>> begin DATA SECTION
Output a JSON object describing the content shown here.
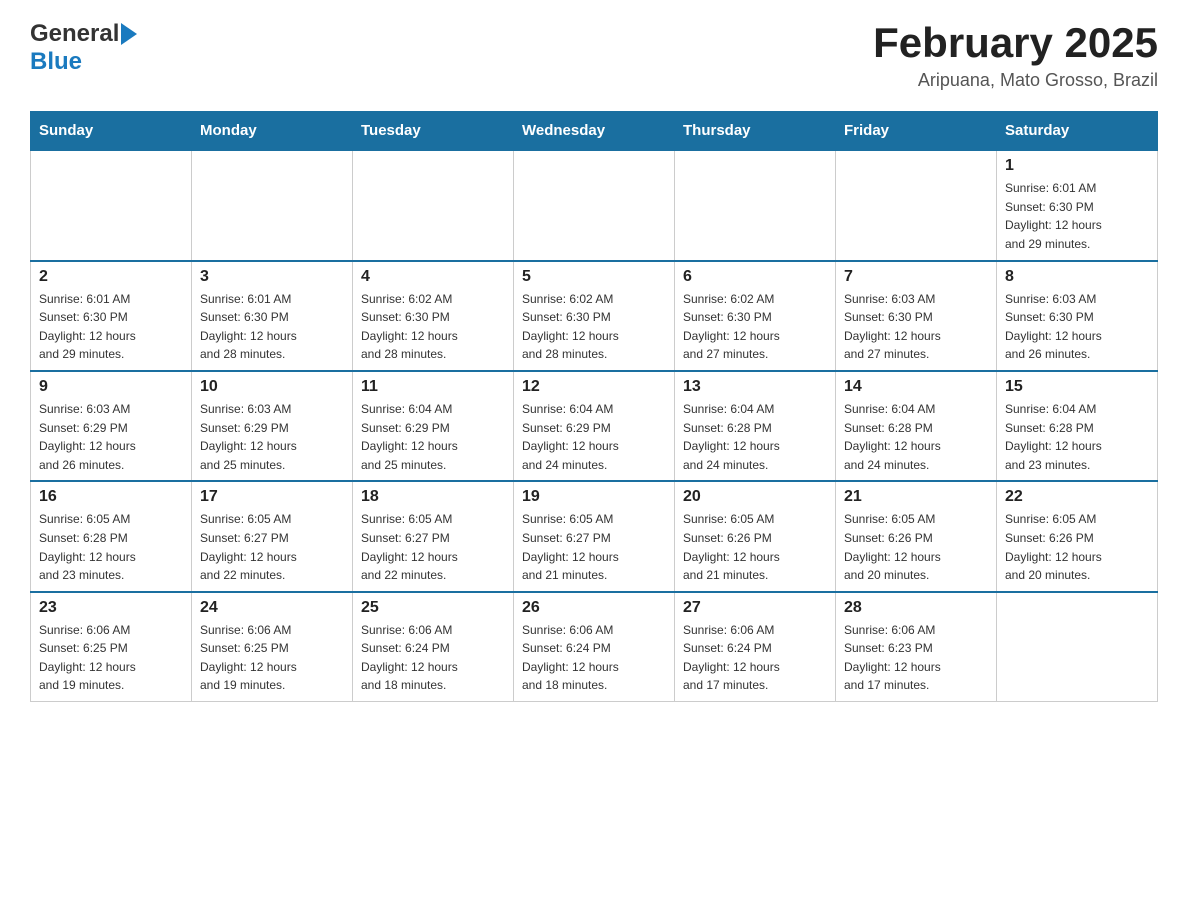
{
  "header": {
    "logo_general": "General",
    "logo_blue": "Blue",
    "title": "February 2025",
    "location": "Aripuana, Mato Grosso, Brazil"
  },
  "days_of_week": [
    "Sunday",
    "Monday",
    "Tuesday",
    "Wednesday",
    "Thursday",
    "Friday",
    "Saturday"
  ],
  "weeks": [
    {
      "days": [
        {
          "num": "",
          "info": ""
        },
        {
          "num": "",
          "info": ""
        },
        {
          "num": "",
          "info": ""
        },
        {
          "num": "",
          "info": ""
        },
        {
          "num": "",
          "info": ""
        },
        {
          "num": "",
          "info": ""
        },
        {
          "num": "1",
          "info": "Sunrise: 6:01 AM\nSunset: 6:30 PM\nDaylight: 12 hours\nand 29 minutes."
        }
      ]
    },
    {
      "days": [
        {
          "num": "2",
          "info": "Sunrise: 6:01 AM\nSunset: 6:30 PM\nDaylight: 12 hours\nand 29 minutes."
        },
        {
          "num": "3",
          "info": "Sunrise: 6:01 AM\nSunset: 6:30 PM\nDaylight: 12 hours\nand 28 minutes."
        },
        {
          "num": "4",
          "info": "Sunrise: 6:02 AM\nSunset: 6:30 PM\nDaylight: 12 hours\nand 28 minutes."
        },
        {
          "num": "5",
          "info": "Sunrise: 6:02 AM\nSunset: 6:30 PM\nDaylight: 12 hours\nand 28 minutes."
        },
        {
          "num": "6",
          "info": "Sunrise: 6:02 AM\nSunset: 6:30 PM\nDaylight: 12 hours\nand 27 minutes."
        },
        {
          "num": "7",
          "info": "Sunrise: 6:03 AM\nSunset: 6:30 PM\nDaylight: 12 hours\nand 27 minutes."
        },
        {
          "num": "8",
          "info": "Sunrise: 6:03 AM\nSunset: 6:30 PM\nDaylight: 12 hours\nand 26 minutes."
        }
      ]
    },
    {
      "days": [
        {
          "num": "9",
          "info": "Sunrise: 6:03 AM\nSunset: 6:29 PM\nDaylight: 12 hours\nand 26 minutes."
        },
        {
          "num": "10",
          "info": "Sunrise: 6:03 AM\nSunset: 6:29 PM\nDaylight: 12 hours\nand 25 minutes."
        },
        {
          "num": "11",
          "info": "Sunrise: 6:04 AM\nSunset: 6:29 PM\nDaylight: 12 hours\nand 25 minutes."
        },
        {
          "num": "12",
          "info": "Sunrise: 6:04 AM\nSunset: 6:29 PM\nDaylight: 12 hours\nand 24 minutes."
        },
        {
          "num": "13",
          "info": "Sunrise: 6:04 AM\nSunset: 6:28 PM\nDaylight: 12 hours\nand 24 minutes."
        },
        {
          "num": "14",
          "info": "Sunrise: 6:04 AM\nSunset: 6:28 PM\nDaylight: 12 hours\nand 24 minutes."
        },
        {
          "num": "15",
          "info": "Sunrise: 6:04 AM\nSunset: 6:28 PM\nDaylight: 12 hours\nand 23 minutes."
        }
      ]
    },
    {
      "days": [
        {
          "num": "16",
          "info": "Sunrise: 6:05 AM\nSunset: 6:28 PM\nDaylight: 12 hours\nand 23 minutes."
        },
        {
          "num": "17",
          "info": "Sunrise: 6:05 AM\nSunset: 6:27 PM\nDaylight: 12 hours\nand 22 minutes."
        },
        {
          "num": "18",
          "info": "Sunrise: 6:05 AM\nSunset: 6:27 PM\nDaylight: 12 hours\nand 22 minutes."
        },
        {
          "num": "19",
          "info": "Sunrise: 6:05 AM\nSunset: 6:27 PM\nDaylight: 12 hours\nand 21 minutes."
        },
        {
          "num": "20",
          "info": "Sunrise: 6:05 AM\nSunset: 6:26 PM\nDaylight: 12 hours\nand 21 minutes."
        },
        {
          "num": "21",
          "info": "Sunrise: 6:05 AM\nSunset: 6:26 PM\nDaylight: 12 hours\nand 20 minutes."
        },
        {
          "num": "22",
          "info": "Sunrise: 6:05 AM\nSunset: 6:26 PM\nDaylight: 12 hours\nand 20 minutes."
        }
      ]
    },
    {
      "days": [
        {
          "num": "23",
          "info": "Sunrise: 6:06 AM\nSunset: 6:25 PM\nDaylight: 12 hours\nand 19 minutes."
        },
        {
          "num": "24",
          "info": "Sunrise: 6:06 AM\nSunset: 6:25 PM\nDaylight: 12 hours\nand 19 minutes."
        },
        {
          "num": "25",
          "info": "Sunrise: 6:06 AM\nSunset: 6:24 PM\nDaylight: 12 hours\nand 18 minutes."
        },
        {
          "num": "26",
          "info": "Sunrise: 6:06 AM\nSunset: 6:24 PM\nDaylight: 12 hours\nand 18 minutes."
        },
        {
          "num": "27",
          "info": "Sunrise: 6:06 AM\nSunset: 6:24 PM\nDaylight: 12 hours\nand 17 minutes."
        },
        {
          "num": "28",
          "info": "Sunrise: 6:06 AM\nSunset: 6:23 PM\nDaylight: 12 hours\nand 17 minutes."
        },
        {
          "num": "",
          "info": ""
        }
      ]
    }
  ]
}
>> end DATA SECTION
| BRIEF |
Every record above should be written out again exactly; the pictures stay out of the copy.

| FULL SOLUTION |
Output a JSON object describing the content shown here.
{
  "header": {
    "logo_general": "General",
    "logo_blue": "Blue",
    "title": "February 2025",
    "location": "Aripuana, Mato Grosso, Brazil"
  },
  "days_of_week": [
    "Sunday",
    "Monday",
    "Tuesday",
    "Wednesday",
    "Thursday",
    "Friday",
    "Saturday"
  ],
  "weeks": [
    {
      "days": [
        {
          "num": "",
          "info": ""
        },
        {
          "num": "",
          "info": ""
        },
        {
          "num": "",
          "info": ""
        },
        {
          "num": "",
          "info": ""
        },
        {
          "num": "",
          "info": ""
        },
        {
          "num": "",
          "info": ""
        },
        {
          "num": "1",
          "info": "Sunrise: 6:01 AM\nSunset: 6:30 PM\nDaylight: 12 hours\nand 29 minutes."
        }
      ]
    },
    {
      "days": [
        {
          "num": "2",
          "info": "Sunrise: 6:01 AM\nSunset: 6:30 PM\nDaylight: 12 hours\nand 29 minutes."
        },
        {
          "num": "3",
          "info": "Sunrise: 6:01 AM\nSunset: 6:30 PM\nDaylight: 12 hours\nand 28 minutes."
        },
        {
          "num": "4",
          "info": "Sunrise: 6:02 AM\nSunset: 6:30 PM\nDaylight: 12 hours\nand 28 minutes."
        },
        {
          "num": "5",
          "info": "Sunrise: 6:02 AM\nSunset: 6:30 PM\nDaylight: 12 hours\nand 28 minutes."
        },
        {
          "num": "6",
          "info": "Sunrise: 6:02 AM\nSunset: 6:30 PM\nDaylight: 12 hours\nand 27 minutes."
        },
        {
          "num": "7",
          "info": "Sunrise: 6:03 AM\nSunset: 6:30 PM\nDaylight: 12 hours\nand 27 minutes."
        },
        {
          "num": "8",
          "info": "Sunrise: 6:03 AM\nSunset: 6:30 PM\nDaylight: 12 hours\nand 26 minutes."
        }
      ]
    },
    {
      "days": [
        {
          "num": "9",
          "info": "Sunrise: 6:03 AM\nSunset: 6:29 PM\nDaylight: 12 hours\nand 26 minutes."
        },
        {
          "num": "10",
          "info": "Sunrise: 6:03 AM\nSunset: 6:29 PM\nDaylight: 12 hours\nand 25 minutes."
        },
        {
          "num": "11",
          "info": "Sunrise: 6:04 AM\nSunset: 6:29 PM\nDaylight: 12 hours\nand 25 minutes."
        },
        {
          "num": "12",
          "info": "Sunrise: 6:04 AM\nSunset: 6:29 PM\nDaylight: 12 hours\nand 24 minutes."
        },
        {
          "num": "13",
          "info": "Sunrise: 6:04 AM\nSunset: 6:28 PM\nDaylight: 12 hours\nand 24 minutes."
        },
        {
          "num": "14",
          "info": "Sunrise: 6:04 AM\nSunset: 6:28 PM\nDaylight: 12 hours\nand 24 minutes."
        },
        {
          "num": "15",
          "info": "Sunrise: 6:04 AM\nSunset: 6:28 PM\nDaylight: 12 hours\nand 23 minutes."
        }
      ]
    },
    {
      "days": [
        {
          "num": "16",
          "info": "Sunrise: 6:05 AM\nSunset: 6:28 PM\nDaylight: 12 hours\nand 23 minutes."
        },
        {
          "num": "17",
          "info": "Sunrise: 6:05 AM\nSunset: 6:27 PM\nDaylight: 12 hours\nand 22 minutes."
        },
        {
          "num": "18",
          "info": "Sunrise: 6:05 AM\nSunset: 6:27 PM\nDaylight: 12 hours\nand 22 minutes."
        },
        {
          "num": "19",
          "info": "Sunrise: 6:05 AM\nSunset: 6:27 PM\nDaylight: 12 hours\nand 21 minutes."
        },
        {
          "num": "20",
          "info": "Sunrise: 6:05 AM\nSunset: 6:26 PM\nDaylight: 12 hours\nand 21 minutes."
        },
        {
          "num": "21",
          "info": "Sunrise: 6:05 AM\nSunset: 6:26 PM\nDaylight: 12 hours\nand 20 minutes."
        },
        {
          "num": "22",
          "info": "Sunrise: 6:05 AM\nSunset: 6:26 PM\nDaylight: 12 hours\nand 20 minutes."
        }
      ]
    },
    {
      "days": [
        {
          "num": "23",
          "info": "Sunrise: 6:06 AM\nSunset: 6:25 PM\nDaylight: 12 hours\nand 19 minutes."
        },
        {
          "num": "24",
          "info": "Sunrise: 6:06 AM\nSunset: 6:25 PM\nDaylight: 12 hours\nand 19 minutes."
        },
        {
          "num": "25",
          "info": "Sunrise: 6:06 AM\nSunset: 6:24 PM\nDaylight: 12 hours\nand 18 minutes."
        },
        {
          "num": "26",
          "info": "Sunrise: 6:06 AM\nSunset: 6:24 PM\nDaylight: 12 hours\nand 18 minutes."
        },
        {
          "num": "27",
          "info": "Sunrise: 6:06 AM\nSunset: 6:24 PM\nDaylight: 12 hours\nand 17 minutes."
        },
        {
          "num": "28",
          "info": "Sunrise: 6:06 AM\nSunset: 6:23 PM\nDaylight: 12 hours\nand 17 minutes."
        },
        {
          "num": "",
          "info": ""
        }
      ]
    }
  ]
}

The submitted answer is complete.